___ DATA PROVIDED

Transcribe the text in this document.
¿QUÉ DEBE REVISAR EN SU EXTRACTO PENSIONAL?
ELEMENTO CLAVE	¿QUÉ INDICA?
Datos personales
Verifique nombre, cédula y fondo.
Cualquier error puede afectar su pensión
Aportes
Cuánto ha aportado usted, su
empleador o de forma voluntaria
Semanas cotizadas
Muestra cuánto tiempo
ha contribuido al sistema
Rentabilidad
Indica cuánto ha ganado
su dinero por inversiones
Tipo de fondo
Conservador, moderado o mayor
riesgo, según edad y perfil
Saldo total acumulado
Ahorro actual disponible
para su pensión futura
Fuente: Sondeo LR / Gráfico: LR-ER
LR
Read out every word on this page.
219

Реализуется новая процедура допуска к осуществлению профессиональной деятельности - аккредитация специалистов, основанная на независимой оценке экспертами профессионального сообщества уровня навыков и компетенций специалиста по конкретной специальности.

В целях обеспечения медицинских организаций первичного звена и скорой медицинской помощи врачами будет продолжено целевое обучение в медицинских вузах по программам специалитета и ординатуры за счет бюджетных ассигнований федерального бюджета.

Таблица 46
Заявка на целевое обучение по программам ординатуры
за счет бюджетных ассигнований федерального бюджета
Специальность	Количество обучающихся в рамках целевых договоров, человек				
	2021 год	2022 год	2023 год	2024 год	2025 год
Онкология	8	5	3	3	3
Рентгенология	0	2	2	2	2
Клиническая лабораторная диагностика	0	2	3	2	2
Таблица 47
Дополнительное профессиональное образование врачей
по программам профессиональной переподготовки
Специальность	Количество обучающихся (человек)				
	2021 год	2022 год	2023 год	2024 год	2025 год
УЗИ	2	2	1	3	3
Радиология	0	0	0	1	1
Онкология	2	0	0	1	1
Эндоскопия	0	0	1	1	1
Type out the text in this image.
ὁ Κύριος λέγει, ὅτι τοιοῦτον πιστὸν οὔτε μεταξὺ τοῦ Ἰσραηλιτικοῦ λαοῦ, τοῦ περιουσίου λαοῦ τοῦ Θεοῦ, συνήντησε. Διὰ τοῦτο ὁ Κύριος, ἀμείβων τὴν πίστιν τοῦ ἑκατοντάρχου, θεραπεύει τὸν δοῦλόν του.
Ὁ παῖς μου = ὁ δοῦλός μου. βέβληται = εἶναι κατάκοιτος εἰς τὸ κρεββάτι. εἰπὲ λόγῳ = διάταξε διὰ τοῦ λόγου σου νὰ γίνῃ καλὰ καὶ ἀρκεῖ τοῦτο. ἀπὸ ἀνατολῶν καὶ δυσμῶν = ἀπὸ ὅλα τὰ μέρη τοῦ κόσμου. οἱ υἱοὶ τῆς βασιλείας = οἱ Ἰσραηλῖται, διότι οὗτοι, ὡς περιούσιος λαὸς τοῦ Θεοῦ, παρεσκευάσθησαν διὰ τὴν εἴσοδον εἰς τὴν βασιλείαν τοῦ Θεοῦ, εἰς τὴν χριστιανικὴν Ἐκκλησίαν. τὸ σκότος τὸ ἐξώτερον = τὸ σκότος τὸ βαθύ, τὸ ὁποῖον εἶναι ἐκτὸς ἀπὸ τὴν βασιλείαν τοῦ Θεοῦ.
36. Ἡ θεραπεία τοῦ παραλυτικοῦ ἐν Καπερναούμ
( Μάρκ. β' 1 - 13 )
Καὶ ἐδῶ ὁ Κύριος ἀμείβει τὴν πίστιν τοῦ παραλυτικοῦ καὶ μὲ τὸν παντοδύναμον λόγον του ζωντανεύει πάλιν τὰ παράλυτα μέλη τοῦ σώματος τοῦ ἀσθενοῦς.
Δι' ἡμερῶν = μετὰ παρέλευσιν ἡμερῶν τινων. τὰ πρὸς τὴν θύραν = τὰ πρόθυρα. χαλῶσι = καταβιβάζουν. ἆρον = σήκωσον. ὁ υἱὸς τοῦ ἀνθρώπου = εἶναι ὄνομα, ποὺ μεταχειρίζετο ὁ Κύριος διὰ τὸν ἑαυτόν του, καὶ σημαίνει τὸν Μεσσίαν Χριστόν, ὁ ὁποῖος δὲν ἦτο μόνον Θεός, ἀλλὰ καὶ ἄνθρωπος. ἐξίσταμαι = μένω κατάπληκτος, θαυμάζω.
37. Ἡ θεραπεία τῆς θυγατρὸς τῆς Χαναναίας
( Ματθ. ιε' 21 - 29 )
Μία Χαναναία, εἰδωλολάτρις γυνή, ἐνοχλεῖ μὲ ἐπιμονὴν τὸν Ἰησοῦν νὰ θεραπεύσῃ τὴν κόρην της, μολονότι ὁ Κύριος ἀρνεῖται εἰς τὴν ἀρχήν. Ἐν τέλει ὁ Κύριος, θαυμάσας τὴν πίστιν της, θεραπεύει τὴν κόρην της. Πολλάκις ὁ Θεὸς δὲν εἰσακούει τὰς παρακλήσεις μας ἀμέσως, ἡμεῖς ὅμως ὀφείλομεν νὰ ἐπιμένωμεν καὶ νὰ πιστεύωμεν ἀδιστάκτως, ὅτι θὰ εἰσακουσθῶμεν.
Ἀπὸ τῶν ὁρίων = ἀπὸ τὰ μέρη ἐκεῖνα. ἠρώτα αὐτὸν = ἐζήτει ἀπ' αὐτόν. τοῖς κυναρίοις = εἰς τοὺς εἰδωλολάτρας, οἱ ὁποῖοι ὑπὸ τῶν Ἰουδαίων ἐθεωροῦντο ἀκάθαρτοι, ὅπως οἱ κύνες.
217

______

* **WRITTEN INSTRUCTION**:
Find every line containing the word "fondo", then give the total and nothing more.

* **TASK RESULT**:
2